Using the data below, copy every line that contains the word "organisation".

++++++++++

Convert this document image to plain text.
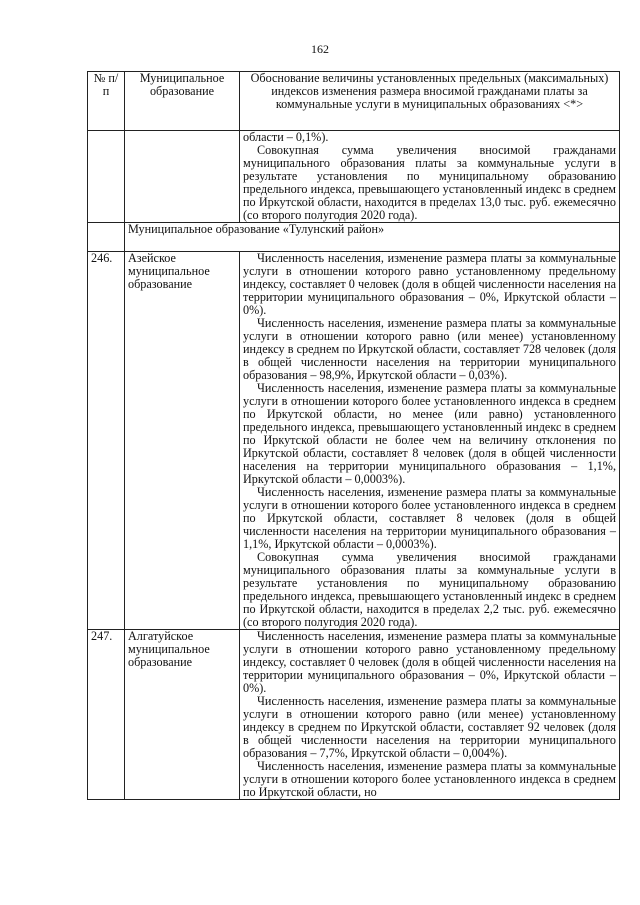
162
№ п/п	Муниципальное образование	Обоснование величины установленных предельных (максимальных) индексов изменения размера вносимой гражданами платы за коммунальные услуги в муниципальных образованиях <*>

		области – 0,1%).

Совокупная сумма увеличения вносимой гражданами муниципального образования платы за коммунальные услуги в результате установления по муниципальному образованию предельного индекса, превышающего установленный индекс в среднем по Иркутской области, находится в пределах 13,0 тыс. руб. ежемесячно (со второго полугодия 2020 года).

	Муниципальное образование «Тулунский район»	
246.	Азейское муниципальное образование	Численность населения, изменение размера платы за коммунальные услуги в отношении которого равно установленному предельному индексу, составляет 0 человек (доля в общей численности населения на территории муниципального образования – 0%, Иркутской области – 0%).

Численность населения, изменение размера платы за коммунальные услуги в отношении которого равно (или менее) установленному индексу в среднем по Иркутской области, составляет 728 человек (доля в общей численности населения на территории муниципального образования – 98,9%, Иркутской области – 0,03%).

Численность населения, изменение размера платы за коммунальные услуги в отношении которого более установленного индекса в среднем по Иркутской области, но менее (или равно) установленного предельного индекса, превышающего установленный индекс в среднем по Иркутской области не более чем на величину отклонения по Иркутской области, составляет 8 человек (доля в общей численности населения на территории муниципального образования – 1,1%, Иркутской области – 0,0003%).

Численность населения, изменение размера платы за коммунальные услуги в отношении которого более установленного индекса в среднем по Иркутской области, составляет 8 человек (доля в общей численности населения на территории муниципального образования – 1,1%, Иркутской области – 0,0003%).

Совокупная сумма увеличения вносимой гражданами муниципального образования платы за коммунальные услуги в результате установления по муниципальному образованию предельного индекса, превышающего установленный индекс в среднем по Иркутской области, находится в пределах 2,2 тыс. руб. ежемесячно (со второго полугодия 2020 года).

247.	Алгатуйское муниципальное образование	Численность населения, изменение размера платы за коммунальные услуги в отношении которого равно установленному предельному индексу, составляет 0 человек (доля в общей численности населения на территории муниципального образования – 0%, Иркутской области – 0%).

Численность населения, изменение размера платы за коммунальные услуги в отношении которого равно (или менее) установленному индексу в среднем по Иркутской области, составляет 92 человек (доля в общей численности населения на территории муниципального образования – 7,7%, Иркутской области – 0,004%).

Численность населения, изменение размера платы за коммунальные услуги в отношении которого более установленного индекса в среднем по Иркутской области, но
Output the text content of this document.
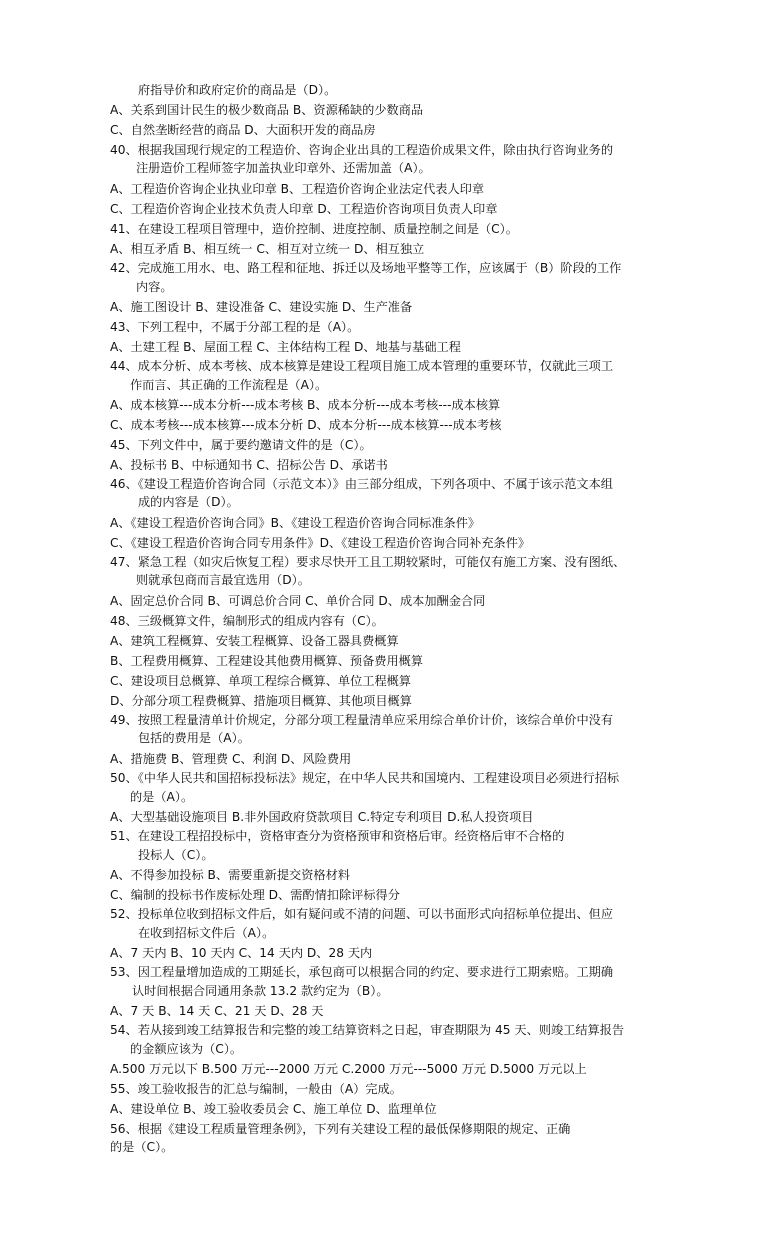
府指导价和政府定价的商品是（D）。
A、关系到国计民生的极少数商品 B、资源稀缺的少数商品
C、自然垄断经营的商品 D、大面积开发的商品房
40、根据我国现行规定的工程造价、咨询企业出具的工程造价成果文件，除由执行咨询业务的
注册造价工程师签字加盖执业印章外、还需加盖（A）。
A、工程造价咨询企业执业印章 B、工程造价咨询企业法定代表人印章
C、工程造价咨询企业技术负责人印章 D、工程造价咨询项目负责人印章
41、在建设工程项目管理中，造价控制、进度控制、质量控制之间是（C）。
A、相互矛盾 B、相互统一 C、相互对立统一 D、相互独立
42、完成施工用水、电、路工程和征地、拆迁以及场地平整等工作，应该属于（B）阶段的工作
内容。
A、施工图设计 B、建设准备 C、建设实施 D、生产准备
43、下列工程中，不属于分部工程的是（A）。
A、土建工程 B、屋面工程 C、主体结构工程 D、地基与基础工程
44、成本分析、成本考核、成本核算是建设工程项目施工成本管理的重要环节，仅就此三项工
作而言、其正确的工作流程是（A）。
A、成本核算---成本分析---成本考核 B、成本分析---成本考核---成本核算
C、成本考核---成本核算---成本分析 D、成本分析---成本核算---成本考核
45、下列文件中，属于要约邀请文件的是（C）。
A、投标书 B、中标通知书 C、招标公告 D、承诺书
46、《建设工程造价咨询合同（示范文本）》由三部分组成，下列各项中、不属于该示范文本组
成的内容是（D）。
A、《建设工程造价咨询合同》B、《建设工程造价咨询合同标准条件》
C、《建设工程造价咨询合同专用条件》D、《建设工程造价咨询合同补充条件》
47、紧急工程（如灾后恢复工程）要求尽快开工且工期较紧时，可能仅有施工方案、没有图纸、
则就承包商而言最宜选用（D）。
A、固定总价合同 B、可调总价合同 C、单价合同 D、成本加酬金合同
48、三级概算文件，编制形式的组成内容有（C）。
A、建筑工程概算、安装工程概算、设备工器具费概算
B、工程费用概算、工程建设其他费用概算、预备费用概算
C、建设项目总概算、单项工程综合概算、单位工程概算
D、分部分项工程费概算、措施项目概算、其他项目概算
49、按照工程量清单计价规定，分部分项工程量清单应采用综合单价计价，该综合单价中没有
包括的费用是（A）。
A、措施费 B、管理费 C、利润 D、风险费用
50、《中华人民共和国招标投标法》规定，在中华人民共和国境内、工程建设项目必须进行招标
的是（A）。
A、大型基础设施项目 B.非外国政府贷款项目 C.特定专利项目 D.私人投资项目
51、在建设工程招投标中，资格审查分为资格预审和资格后审。经资格后审不合格的
投标人（C）。
A、不得参加投标 B、需要重新提交资格材料
C、编制的投标书作废标处理 D、需酌情扣除评标得分
52、投标单位收到招标文件后，如有疑问或不清的问题、可以书面形式向招标单位提出、但应
在收到招标文件后（A）。
A、7 天内 B、10 天内 C、14 天内 D、28 天内
53、因工程量增加造成的工期延长，承包商可以根据合同的约定、要求进行工期索赔。工期确
认时间根据合同通用条款 13.2 款约定为（B）。
A、7 天 B、14 天 C、21 天 D、28 天
54、若从接到竣工结算报告和完整的竣工结算资料之日起，审查期限为 45 天、则竣工结算报告
的金额应该为（C）。
A.500 万元以下 B.500 万元---2000 万元 C.2000 万元---5000 万元 D.5000 万元以上
55、竣工验收报告的汇总与编制，一般由（A）完成。
A、建设单位 B、竣工验收委员会 C、施工单位 D、监理单位
56、根据《建设工程质量管理条例》，下列有关建设工程的最低保修期限的规定、正确
的是（C）。
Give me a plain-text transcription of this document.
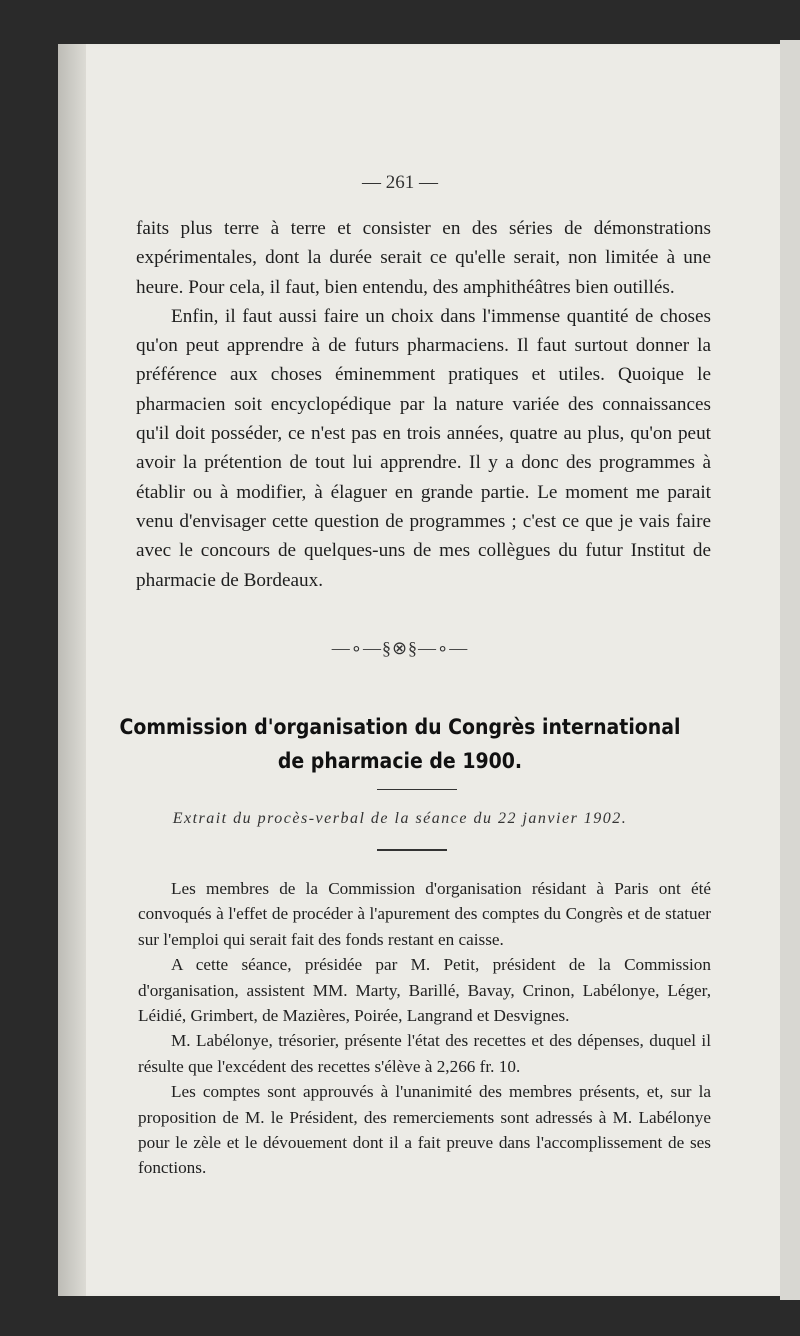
— 261 —

faits plus terre à terre et consister en des séries de démonstrations expérimentales, dont la durée serait ce qu'elle serait, non limitée à une heure. Pour cela, il faut, bien entendu, des amphithéâtres bien outillés.

Enfin, il faut aussi faire un choix dans l'immense quantité de choses qu'on peut apprendre à de futurs pharmaciens. Il faut surtout donner la préférence aux choses éminemment pratiques et utiles. Quoique le pharmacien soit encyclopédique par la nature variée des connaissances qu'il doit posséder, ce n'est pas en trois années, quatre au plus, qu'on peut avoir la prétention de tout lui apprendre. Il y a donc des programmes à établir ou à modifier, à élaguer en grande partie. Le moment me parait venu d'envisager cette question de programmes ; c'est ce que je vais faire avec le concours de quelques-uns de mes collègues du futur Institut de pharmacie de Bordeaux.

—∘—§⊗§—∘—
Commission d'organisation du Congrès international
de pharmacie de 1900.
Extrait du procès-verbal de la séance du 22 janvier 1902.

Les membres de la Commission d'organisation résidant à Paris ont été convoqués à l'effet de procéder à l'apurement des comptes du Congrès et de statuer sur l'emploi qui serait fait des fonds restant en caisse.

A cette séance, présidée par M. Petit, président de la Commission d'organisation, assistent MM. Marty, Barillé, Bavay, Crinon, Labélonye, Léger, Léidié, Grimbert, de Mazières, Poirée, Langrand et Desvignes.

M. Labélonye, trésorier, présente l'état des recettes et des dépenses, duquel il résulte que l'excédent des recettes s'élève à 2,266 fr. 10.

Les comptes sont approuvés à l'unanimité des membres présents, et, sur la proposition de M. le Président, des remerciements sont adressés à M. Labélonye pour le zèle et le dévouement dont il a fait preuve dans l'accomplissement de ses fonctions.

++++++++++

*Result for this task*
Commission d'organisation du Congrès international
Les membres de la Commission d'organisation résidant à Paris ont été convoqués à l'effet de procéder à l'apurement des comptes du Congrès et de statuer sur l'emploi qui serait fait des fonds restant en caisse.
A cette séance, présidée par M. Petit, président de la Commission d'organisation, assistent MM. Marty, Barillé, Bavay, Crinon, Labélonye, Léger, Léidié, Grimbert, de Mazières, Poirée, Langrand et Desvignes.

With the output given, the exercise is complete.